Stated task: In the listing that follows, how many lines contain "JSON"? Give the number only.
Start
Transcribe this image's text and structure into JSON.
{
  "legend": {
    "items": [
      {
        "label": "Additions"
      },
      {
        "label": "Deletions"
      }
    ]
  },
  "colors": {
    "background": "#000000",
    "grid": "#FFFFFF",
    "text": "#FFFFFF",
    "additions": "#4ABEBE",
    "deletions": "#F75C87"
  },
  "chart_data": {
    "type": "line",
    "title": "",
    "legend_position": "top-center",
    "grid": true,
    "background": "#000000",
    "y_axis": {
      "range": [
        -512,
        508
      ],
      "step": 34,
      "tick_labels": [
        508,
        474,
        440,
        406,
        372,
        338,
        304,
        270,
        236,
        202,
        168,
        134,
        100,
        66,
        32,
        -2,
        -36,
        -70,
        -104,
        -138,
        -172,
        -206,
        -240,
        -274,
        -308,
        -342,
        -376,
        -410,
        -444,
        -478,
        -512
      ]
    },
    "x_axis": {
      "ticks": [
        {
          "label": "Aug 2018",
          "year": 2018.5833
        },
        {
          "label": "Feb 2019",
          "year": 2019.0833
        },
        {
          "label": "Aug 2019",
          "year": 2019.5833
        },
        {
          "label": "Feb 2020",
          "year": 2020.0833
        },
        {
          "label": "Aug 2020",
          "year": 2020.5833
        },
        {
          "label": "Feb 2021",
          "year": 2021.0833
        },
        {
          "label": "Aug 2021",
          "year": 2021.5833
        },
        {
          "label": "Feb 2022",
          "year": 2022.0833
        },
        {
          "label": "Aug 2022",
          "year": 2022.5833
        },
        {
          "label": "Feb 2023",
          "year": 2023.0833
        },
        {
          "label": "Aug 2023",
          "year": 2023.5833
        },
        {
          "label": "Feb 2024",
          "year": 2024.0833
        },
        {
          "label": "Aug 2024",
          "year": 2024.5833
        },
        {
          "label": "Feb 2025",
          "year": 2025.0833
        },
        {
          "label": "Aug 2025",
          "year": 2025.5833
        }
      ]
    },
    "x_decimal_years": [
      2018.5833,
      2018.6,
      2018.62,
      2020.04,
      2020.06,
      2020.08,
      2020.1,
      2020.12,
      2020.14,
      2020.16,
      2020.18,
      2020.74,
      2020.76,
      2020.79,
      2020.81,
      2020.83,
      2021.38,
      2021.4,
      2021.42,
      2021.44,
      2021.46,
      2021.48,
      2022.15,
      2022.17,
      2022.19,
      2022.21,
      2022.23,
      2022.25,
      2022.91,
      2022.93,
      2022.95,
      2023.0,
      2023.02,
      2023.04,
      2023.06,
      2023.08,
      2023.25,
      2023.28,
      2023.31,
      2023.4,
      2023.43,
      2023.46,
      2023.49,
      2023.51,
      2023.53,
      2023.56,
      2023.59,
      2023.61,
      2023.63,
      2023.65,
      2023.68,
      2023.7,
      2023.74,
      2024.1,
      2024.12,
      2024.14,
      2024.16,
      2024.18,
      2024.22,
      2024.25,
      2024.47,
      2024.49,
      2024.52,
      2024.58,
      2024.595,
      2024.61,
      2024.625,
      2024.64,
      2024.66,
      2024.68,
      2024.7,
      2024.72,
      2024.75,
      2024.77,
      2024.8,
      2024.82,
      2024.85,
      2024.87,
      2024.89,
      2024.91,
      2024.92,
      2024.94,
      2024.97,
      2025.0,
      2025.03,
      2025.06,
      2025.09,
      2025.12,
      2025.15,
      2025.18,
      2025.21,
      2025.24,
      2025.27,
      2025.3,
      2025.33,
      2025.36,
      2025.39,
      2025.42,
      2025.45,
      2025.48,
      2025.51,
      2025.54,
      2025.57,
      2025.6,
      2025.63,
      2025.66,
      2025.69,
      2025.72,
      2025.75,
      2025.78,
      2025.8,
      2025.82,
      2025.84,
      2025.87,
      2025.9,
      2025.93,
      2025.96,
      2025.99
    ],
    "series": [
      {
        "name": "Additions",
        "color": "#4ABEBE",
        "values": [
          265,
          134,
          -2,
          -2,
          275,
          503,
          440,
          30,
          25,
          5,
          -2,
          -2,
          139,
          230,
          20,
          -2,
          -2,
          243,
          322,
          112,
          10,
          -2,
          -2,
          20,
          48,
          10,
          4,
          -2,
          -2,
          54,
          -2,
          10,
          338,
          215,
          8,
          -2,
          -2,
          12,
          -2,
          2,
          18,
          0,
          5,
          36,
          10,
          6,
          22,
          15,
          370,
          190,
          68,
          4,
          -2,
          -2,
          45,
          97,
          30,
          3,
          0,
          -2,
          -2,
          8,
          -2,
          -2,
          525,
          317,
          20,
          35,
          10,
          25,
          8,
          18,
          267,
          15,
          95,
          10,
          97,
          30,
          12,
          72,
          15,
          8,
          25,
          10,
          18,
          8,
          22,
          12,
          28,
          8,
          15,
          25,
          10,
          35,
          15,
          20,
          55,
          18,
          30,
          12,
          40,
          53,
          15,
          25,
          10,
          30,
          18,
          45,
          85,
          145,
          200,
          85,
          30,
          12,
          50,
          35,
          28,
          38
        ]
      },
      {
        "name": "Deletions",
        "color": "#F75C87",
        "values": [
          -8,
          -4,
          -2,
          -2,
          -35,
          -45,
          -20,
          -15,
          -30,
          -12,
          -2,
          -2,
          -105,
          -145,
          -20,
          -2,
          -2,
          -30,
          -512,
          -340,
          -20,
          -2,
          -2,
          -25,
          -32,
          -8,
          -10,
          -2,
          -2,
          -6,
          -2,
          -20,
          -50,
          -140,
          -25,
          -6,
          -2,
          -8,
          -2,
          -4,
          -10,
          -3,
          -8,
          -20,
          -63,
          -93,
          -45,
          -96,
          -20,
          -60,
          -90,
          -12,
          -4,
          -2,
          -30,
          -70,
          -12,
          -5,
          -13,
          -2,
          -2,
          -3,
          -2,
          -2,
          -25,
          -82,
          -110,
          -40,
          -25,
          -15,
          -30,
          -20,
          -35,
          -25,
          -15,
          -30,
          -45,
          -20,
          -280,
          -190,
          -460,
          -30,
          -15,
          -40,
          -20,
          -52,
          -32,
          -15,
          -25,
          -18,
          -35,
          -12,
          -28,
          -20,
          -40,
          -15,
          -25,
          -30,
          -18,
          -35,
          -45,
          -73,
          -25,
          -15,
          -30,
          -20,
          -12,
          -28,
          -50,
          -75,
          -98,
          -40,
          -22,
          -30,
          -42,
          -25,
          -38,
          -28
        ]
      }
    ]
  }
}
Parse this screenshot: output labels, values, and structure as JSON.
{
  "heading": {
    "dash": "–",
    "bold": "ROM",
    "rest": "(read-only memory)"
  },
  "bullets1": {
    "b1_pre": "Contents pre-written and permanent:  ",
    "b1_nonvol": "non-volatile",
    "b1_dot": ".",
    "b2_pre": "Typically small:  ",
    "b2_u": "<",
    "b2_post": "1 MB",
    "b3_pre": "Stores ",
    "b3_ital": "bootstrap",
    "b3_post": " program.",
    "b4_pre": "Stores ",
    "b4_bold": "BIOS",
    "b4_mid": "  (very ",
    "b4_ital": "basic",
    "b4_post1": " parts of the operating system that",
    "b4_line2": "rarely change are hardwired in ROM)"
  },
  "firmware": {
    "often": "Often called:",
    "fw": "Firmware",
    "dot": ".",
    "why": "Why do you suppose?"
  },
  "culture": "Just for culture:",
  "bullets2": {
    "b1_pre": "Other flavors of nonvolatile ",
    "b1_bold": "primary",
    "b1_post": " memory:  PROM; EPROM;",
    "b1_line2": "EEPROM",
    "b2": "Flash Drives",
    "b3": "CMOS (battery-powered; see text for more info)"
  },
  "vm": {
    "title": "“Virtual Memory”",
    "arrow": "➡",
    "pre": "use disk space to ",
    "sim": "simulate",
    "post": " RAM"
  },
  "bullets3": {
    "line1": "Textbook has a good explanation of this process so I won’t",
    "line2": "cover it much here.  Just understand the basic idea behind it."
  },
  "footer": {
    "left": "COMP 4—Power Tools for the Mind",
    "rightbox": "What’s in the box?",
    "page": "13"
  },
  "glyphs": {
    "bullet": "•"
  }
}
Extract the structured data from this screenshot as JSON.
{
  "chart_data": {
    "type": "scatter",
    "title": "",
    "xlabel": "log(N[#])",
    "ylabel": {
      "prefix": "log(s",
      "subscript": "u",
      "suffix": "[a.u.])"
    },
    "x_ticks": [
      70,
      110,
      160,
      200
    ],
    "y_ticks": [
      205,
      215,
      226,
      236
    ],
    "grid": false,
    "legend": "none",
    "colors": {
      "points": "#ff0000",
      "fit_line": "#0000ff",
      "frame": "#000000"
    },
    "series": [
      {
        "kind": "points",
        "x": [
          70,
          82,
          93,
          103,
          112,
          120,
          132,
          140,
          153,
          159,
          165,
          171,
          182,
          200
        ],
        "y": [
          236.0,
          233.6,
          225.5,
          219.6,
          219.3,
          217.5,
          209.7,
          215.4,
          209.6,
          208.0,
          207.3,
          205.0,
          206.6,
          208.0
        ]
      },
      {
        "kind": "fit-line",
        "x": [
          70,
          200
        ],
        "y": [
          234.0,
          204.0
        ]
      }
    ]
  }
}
End
Exercise answer: 3